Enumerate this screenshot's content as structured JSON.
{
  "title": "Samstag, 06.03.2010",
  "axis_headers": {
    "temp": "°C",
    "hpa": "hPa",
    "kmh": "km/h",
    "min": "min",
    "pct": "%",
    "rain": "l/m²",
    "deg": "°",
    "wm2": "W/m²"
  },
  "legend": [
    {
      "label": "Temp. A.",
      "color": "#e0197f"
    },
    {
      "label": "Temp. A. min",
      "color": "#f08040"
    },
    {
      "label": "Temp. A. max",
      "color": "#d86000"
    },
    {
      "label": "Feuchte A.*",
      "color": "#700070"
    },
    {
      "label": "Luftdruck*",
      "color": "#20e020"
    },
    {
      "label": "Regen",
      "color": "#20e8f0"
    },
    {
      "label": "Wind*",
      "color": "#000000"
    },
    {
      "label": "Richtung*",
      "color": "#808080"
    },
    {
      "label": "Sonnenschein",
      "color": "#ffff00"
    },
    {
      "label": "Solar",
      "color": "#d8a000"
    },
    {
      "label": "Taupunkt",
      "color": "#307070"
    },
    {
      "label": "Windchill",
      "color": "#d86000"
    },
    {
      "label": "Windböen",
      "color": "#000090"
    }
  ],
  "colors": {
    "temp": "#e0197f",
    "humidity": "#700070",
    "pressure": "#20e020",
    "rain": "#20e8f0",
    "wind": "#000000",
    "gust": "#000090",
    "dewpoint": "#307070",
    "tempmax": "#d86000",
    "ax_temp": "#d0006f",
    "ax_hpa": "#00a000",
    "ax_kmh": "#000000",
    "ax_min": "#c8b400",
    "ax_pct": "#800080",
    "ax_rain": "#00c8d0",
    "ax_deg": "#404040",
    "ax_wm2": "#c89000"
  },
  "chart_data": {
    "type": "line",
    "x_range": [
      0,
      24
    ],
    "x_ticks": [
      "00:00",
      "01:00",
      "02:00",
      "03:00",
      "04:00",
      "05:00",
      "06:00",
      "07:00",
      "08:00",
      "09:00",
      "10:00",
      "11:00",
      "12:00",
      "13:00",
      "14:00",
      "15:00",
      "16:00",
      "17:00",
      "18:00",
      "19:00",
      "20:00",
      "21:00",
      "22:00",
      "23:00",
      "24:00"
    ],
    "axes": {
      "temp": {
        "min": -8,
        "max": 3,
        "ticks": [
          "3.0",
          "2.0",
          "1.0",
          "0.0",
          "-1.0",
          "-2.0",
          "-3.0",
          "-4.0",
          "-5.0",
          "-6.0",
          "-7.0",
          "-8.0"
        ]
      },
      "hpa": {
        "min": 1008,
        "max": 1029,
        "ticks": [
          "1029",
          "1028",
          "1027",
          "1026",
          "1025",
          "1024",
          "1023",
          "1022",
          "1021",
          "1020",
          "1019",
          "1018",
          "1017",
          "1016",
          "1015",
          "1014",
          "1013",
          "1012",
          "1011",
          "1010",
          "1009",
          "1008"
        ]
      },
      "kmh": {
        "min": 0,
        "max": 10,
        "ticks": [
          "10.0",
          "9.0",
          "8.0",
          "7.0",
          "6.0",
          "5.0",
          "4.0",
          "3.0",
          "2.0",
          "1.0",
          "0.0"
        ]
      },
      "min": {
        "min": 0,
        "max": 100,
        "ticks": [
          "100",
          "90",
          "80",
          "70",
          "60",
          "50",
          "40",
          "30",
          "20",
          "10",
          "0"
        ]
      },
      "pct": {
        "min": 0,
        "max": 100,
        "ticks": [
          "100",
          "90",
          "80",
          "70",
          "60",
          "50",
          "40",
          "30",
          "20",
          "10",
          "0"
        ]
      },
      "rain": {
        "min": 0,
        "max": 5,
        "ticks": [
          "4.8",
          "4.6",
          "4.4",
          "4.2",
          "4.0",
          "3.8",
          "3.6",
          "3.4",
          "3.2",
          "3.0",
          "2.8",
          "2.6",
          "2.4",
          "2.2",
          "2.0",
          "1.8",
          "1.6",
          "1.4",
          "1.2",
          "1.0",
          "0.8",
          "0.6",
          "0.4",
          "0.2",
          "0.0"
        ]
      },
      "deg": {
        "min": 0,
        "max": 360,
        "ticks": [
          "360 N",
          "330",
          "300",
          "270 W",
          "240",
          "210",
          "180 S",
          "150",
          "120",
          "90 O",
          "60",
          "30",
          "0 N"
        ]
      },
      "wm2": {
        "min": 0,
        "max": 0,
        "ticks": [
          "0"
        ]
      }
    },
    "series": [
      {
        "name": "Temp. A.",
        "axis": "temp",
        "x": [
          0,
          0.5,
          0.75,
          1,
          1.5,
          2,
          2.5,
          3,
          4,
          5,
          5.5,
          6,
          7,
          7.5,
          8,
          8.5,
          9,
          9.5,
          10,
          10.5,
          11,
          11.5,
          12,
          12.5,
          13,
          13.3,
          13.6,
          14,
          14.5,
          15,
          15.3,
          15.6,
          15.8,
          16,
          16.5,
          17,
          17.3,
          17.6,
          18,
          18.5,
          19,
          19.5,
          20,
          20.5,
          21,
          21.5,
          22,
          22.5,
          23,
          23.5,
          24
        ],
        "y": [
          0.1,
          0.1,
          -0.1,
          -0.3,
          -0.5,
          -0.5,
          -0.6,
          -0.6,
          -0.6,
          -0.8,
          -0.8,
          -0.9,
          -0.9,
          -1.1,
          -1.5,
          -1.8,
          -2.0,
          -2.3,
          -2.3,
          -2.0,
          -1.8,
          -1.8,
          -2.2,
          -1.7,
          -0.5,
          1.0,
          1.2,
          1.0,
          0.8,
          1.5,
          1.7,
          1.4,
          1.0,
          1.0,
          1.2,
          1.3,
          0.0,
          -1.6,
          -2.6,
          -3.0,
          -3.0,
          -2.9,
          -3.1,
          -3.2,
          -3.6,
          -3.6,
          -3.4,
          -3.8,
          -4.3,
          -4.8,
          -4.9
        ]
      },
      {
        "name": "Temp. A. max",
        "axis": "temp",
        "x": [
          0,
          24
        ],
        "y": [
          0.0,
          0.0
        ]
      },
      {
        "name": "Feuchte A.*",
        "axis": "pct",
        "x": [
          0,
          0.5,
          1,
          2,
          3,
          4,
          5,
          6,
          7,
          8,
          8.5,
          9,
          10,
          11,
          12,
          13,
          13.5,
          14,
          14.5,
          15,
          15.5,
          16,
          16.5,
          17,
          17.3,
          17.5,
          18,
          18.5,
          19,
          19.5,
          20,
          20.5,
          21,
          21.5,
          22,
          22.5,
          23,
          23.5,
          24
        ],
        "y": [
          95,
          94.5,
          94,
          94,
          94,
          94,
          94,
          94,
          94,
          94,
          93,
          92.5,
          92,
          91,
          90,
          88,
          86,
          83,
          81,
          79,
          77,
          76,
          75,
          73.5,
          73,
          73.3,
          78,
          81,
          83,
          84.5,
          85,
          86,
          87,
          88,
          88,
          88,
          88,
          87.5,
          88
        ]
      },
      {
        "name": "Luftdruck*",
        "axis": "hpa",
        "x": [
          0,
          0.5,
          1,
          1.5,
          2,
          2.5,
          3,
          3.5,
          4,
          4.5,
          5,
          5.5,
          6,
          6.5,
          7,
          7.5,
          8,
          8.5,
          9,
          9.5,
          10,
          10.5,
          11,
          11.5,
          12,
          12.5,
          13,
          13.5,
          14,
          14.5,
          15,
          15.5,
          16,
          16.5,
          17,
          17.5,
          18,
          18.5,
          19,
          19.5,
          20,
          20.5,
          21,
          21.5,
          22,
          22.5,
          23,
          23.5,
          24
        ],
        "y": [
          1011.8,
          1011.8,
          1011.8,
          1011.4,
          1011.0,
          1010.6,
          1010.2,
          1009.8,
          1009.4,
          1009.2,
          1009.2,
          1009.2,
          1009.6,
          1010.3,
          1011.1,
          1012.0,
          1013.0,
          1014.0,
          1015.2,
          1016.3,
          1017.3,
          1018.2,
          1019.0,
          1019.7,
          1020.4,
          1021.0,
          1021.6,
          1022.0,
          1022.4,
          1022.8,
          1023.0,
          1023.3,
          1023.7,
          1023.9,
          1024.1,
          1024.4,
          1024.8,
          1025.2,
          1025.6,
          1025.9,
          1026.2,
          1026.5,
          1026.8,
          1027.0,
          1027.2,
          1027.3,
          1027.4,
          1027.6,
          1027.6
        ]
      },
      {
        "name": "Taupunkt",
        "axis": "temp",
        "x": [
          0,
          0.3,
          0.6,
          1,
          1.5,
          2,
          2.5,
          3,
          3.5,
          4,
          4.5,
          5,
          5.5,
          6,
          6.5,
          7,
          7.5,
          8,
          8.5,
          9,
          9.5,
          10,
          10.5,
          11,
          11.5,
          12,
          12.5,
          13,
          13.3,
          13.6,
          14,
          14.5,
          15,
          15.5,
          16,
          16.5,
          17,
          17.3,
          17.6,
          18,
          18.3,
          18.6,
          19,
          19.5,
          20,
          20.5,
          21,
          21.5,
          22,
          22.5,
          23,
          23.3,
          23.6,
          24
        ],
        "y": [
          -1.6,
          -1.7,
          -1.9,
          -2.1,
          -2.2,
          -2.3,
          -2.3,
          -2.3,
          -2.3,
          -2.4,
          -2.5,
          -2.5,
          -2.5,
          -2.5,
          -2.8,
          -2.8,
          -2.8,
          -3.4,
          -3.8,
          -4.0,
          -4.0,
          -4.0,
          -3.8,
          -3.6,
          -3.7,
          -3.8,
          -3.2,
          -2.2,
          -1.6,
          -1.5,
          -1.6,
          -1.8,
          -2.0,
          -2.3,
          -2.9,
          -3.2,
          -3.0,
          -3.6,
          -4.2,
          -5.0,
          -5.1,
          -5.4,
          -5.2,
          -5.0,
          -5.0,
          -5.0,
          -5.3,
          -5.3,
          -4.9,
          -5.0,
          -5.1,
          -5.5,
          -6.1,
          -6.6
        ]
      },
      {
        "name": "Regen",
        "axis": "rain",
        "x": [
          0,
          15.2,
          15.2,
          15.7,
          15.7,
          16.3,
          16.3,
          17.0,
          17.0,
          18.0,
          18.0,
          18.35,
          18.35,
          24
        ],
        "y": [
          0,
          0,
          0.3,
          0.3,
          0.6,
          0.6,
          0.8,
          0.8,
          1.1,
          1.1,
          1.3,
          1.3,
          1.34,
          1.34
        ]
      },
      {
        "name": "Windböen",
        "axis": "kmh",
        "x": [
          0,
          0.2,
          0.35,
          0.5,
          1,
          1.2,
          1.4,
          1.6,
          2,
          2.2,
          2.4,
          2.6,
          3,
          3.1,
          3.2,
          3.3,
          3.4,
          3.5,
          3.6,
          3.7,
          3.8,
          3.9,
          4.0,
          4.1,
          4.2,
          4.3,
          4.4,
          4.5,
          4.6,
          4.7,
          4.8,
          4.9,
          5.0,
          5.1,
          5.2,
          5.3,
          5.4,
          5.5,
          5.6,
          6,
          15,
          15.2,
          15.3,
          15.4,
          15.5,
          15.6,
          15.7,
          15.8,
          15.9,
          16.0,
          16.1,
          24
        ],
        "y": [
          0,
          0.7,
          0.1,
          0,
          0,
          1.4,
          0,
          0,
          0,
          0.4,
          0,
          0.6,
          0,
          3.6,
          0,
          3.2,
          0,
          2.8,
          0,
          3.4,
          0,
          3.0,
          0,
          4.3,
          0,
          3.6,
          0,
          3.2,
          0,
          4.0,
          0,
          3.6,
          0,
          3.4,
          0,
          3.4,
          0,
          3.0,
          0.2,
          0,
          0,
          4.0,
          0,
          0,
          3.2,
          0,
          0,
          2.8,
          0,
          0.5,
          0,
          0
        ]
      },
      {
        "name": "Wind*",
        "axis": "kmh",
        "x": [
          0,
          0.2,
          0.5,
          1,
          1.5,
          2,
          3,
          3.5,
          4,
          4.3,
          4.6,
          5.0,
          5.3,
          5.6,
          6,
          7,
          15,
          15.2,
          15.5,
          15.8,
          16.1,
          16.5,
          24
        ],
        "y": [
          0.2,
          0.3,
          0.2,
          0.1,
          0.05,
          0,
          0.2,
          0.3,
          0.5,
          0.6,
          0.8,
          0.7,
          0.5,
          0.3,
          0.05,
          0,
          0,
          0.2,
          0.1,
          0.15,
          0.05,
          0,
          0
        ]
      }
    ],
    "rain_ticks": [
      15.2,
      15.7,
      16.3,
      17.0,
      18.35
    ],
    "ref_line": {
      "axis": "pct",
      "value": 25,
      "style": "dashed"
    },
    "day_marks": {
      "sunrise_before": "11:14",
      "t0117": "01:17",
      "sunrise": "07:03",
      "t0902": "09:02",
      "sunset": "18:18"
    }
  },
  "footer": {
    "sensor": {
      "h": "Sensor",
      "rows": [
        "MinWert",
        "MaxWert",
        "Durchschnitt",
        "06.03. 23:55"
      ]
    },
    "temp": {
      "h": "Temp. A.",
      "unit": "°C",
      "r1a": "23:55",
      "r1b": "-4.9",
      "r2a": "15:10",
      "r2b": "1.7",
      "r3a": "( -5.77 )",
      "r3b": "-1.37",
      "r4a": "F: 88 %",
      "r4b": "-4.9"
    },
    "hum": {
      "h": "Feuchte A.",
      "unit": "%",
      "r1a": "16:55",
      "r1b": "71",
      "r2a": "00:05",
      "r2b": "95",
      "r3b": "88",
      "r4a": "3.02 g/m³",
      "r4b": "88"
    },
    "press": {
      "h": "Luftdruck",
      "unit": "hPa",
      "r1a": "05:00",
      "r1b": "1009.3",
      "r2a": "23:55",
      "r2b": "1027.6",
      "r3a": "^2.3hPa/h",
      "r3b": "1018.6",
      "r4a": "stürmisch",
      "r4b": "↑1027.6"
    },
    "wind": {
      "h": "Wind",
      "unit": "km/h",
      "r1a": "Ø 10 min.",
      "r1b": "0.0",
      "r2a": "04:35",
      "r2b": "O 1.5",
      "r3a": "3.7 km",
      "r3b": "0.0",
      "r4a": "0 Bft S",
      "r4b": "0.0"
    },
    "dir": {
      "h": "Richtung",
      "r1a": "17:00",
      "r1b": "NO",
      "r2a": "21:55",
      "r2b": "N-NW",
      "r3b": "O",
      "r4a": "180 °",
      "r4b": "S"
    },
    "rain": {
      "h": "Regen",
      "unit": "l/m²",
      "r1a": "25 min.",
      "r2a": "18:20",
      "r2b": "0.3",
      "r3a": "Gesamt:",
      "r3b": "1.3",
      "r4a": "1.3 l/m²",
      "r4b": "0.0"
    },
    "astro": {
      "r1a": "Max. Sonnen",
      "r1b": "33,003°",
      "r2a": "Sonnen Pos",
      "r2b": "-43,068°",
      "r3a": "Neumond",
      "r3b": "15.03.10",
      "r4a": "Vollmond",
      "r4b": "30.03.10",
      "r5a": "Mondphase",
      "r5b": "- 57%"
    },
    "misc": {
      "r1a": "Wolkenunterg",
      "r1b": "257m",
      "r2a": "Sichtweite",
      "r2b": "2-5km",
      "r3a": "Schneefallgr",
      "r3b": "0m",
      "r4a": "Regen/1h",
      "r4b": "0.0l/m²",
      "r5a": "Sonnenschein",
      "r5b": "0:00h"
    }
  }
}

> [WRITTEN REQUEST]: Pull every line holding "Luftdruck" out of the records.

> [SOLUTION BELOW]:
      "label": "Luftdruck*",
        "name": "Luftdruck*",
      "h": "Luftdruck",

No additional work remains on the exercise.